[[ Text excerpt, beginning ]]
Recently, there was a case of security breach at the airport where a man attempted to enter the engine of an aircraft. Some industry observers are of the opinion that such incidents occur frequently. There have also been several security issues at our airports. How can we beef up our security in the aviation industry?
First, it is completely wrong to call it normal. It is criminal and abnormal for anybody to be in that part of the airport at anytime except the person is on official duty. This was even a foreigner and the security implications are humongous. That incident by now should have resorted in resignations or to some people been jailed, but as we know, Nigeria does not sanction failure. If we sanction such catastrophic failures appropriately, the officials who by the way are paid for these duties will sit up.
Do you think the country could attain a stable aviation industry like the days of Nigeria airways?
Yes. If the minister reads the vision and intentions of the president right and diligently puts in place, appropriate policies to be objectively implemented, things could get better. We lost grounds from when some African countries wanted us to come and establish national carriers for them, now we are looking for foreign partners that will come and teach us how to form one as if we have never had one. This is a disgraceful and national embarrassment.
[[ Text excerpt, end ]]
[[ Information given, beginning ]]
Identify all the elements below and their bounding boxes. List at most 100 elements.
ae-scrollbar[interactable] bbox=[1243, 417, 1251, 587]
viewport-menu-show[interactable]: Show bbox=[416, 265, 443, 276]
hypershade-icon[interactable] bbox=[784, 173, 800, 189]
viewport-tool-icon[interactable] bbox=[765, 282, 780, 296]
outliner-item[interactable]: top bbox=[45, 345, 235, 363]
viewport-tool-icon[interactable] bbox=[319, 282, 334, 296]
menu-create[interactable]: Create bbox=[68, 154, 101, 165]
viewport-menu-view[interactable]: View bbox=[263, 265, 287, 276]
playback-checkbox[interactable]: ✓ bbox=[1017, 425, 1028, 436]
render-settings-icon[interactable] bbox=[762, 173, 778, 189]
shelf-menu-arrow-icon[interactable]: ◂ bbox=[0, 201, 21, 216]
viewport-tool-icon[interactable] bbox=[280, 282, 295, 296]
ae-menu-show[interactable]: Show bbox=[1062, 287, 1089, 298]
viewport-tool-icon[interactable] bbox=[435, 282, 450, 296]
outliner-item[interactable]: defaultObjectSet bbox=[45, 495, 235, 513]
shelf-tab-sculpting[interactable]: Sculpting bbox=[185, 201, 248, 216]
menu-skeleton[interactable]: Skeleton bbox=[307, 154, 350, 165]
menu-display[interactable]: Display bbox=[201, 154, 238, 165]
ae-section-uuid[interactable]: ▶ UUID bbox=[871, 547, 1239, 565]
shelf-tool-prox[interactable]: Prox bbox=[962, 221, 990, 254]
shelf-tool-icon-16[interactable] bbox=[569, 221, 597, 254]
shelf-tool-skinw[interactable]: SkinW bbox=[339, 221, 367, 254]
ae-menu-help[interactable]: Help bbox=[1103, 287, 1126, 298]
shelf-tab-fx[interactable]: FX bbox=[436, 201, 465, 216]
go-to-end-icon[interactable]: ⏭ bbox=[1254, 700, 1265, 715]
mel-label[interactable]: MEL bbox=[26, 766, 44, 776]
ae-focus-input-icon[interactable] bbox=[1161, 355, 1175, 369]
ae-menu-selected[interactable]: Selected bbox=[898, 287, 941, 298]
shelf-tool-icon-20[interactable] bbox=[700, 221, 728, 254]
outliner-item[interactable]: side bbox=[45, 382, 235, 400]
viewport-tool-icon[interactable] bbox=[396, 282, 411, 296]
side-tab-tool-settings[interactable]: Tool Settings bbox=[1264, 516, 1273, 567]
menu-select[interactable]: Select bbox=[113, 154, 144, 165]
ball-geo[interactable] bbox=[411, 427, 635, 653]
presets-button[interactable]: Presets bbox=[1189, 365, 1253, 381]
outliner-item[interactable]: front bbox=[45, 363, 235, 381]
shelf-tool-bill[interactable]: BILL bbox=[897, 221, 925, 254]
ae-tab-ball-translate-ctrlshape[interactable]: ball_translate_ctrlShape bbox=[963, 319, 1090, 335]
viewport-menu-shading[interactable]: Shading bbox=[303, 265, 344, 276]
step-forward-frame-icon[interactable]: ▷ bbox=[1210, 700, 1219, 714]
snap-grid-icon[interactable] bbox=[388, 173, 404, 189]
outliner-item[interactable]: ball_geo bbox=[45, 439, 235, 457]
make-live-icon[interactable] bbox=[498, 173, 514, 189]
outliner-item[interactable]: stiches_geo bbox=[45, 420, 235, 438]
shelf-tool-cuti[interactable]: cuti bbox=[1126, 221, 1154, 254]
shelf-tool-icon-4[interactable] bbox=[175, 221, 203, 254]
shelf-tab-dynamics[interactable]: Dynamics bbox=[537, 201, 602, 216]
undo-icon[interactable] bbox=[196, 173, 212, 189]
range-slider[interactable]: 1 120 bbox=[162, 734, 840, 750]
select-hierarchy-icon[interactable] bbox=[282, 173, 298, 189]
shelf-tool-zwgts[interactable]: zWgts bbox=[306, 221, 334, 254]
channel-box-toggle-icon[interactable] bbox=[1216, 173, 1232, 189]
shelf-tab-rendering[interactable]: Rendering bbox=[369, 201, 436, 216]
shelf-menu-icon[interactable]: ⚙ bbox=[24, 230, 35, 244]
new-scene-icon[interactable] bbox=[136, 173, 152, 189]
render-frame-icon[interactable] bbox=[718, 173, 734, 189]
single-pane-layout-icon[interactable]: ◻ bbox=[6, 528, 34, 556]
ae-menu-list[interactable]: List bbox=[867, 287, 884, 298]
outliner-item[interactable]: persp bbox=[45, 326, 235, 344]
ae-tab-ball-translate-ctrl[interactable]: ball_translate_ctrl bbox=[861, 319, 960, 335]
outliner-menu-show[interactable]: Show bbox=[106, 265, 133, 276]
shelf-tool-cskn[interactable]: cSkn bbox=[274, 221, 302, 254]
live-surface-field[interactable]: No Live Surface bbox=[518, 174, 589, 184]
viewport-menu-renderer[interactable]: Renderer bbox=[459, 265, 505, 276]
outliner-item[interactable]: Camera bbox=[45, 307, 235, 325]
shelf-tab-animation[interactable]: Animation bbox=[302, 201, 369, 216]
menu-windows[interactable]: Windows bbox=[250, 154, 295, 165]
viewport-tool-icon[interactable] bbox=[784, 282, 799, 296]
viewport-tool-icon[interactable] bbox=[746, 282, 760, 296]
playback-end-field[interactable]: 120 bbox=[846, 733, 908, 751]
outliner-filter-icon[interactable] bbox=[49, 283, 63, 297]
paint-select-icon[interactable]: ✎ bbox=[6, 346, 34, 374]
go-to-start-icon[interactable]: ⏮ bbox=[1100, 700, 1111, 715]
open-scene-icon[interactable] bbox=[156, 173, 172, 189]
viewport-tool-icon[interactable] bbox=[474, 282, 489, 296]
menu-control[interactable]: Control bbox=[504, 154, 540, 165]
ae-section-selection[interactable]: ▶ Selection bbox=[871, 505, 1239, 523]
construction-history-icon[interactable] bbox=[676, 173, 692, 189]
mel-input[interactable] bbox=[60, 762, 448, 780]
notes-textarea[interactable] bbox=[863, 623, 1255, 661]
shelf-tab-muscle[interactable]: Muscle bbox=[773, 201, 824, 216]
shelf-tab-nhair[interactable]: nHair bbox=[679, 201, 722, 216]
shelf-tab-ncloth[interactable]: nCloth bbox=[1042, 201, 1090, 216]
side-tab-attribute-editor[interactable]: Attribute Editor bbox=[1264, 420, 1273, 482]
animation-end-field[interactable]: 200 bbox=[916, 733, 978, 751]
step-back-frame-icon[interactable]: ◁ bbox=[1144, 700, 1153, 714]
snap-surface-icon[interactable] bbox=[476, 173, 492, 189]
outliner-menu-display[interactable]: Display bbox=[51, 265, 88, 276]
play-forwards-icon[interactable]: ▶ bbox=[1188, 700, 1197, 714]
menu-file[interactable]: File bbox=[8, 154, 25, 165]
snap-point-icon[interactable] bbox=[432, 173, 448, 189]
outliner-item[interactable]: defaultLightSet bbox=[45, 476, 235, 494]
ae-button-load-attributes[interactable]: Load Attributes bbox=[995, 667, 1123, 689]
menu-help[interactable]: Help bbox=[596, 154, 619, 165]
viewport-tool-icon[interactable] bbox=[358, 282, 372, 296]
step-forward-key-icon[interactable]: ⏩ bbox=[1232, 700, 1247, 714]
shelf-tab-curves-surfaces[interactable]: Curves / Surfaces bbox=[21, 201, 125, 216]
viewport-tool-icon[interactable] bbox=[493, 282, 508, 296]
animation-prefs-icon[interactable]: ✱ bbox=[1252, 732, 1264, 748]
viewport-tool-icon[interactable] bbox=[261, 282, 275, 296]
[[ Information given, end ]]
Please write the next part of the aviation interview, picking up after its final answer. The lines above have no connection to the aviation interview.

Longevity of ministerial appointment could be very helpful here too especially when you have a round peg in a round hole as we have now. With independent and strictly objective veterans like we find in the Aviation Round Table keeping him on his toes through sustainable and regular engagement, we can. The road is rough and long but working together, we can. We need a good minister like the one we have who should also realize that even he, has not finished training as training is continuous. The fact that you are a minister for second term doesn’t mean that you know it all. He should humble himself and get more wide consultation in place by getting down to the level of those that have been in the industry before him.
This appointment is a good beginning to a journey that is still far ahead. If the Head of State says he wants a vibrant aviation industry, you create the appropriate policy which those parastatals will now send it to their directors for implementation. All these processes can be monitored and measured every so often as to the level of progress in all areas. If it is done that way, in four years, we will have a stable aviation industry, cruising at a high altitude and we will be back on the pedestal of glory.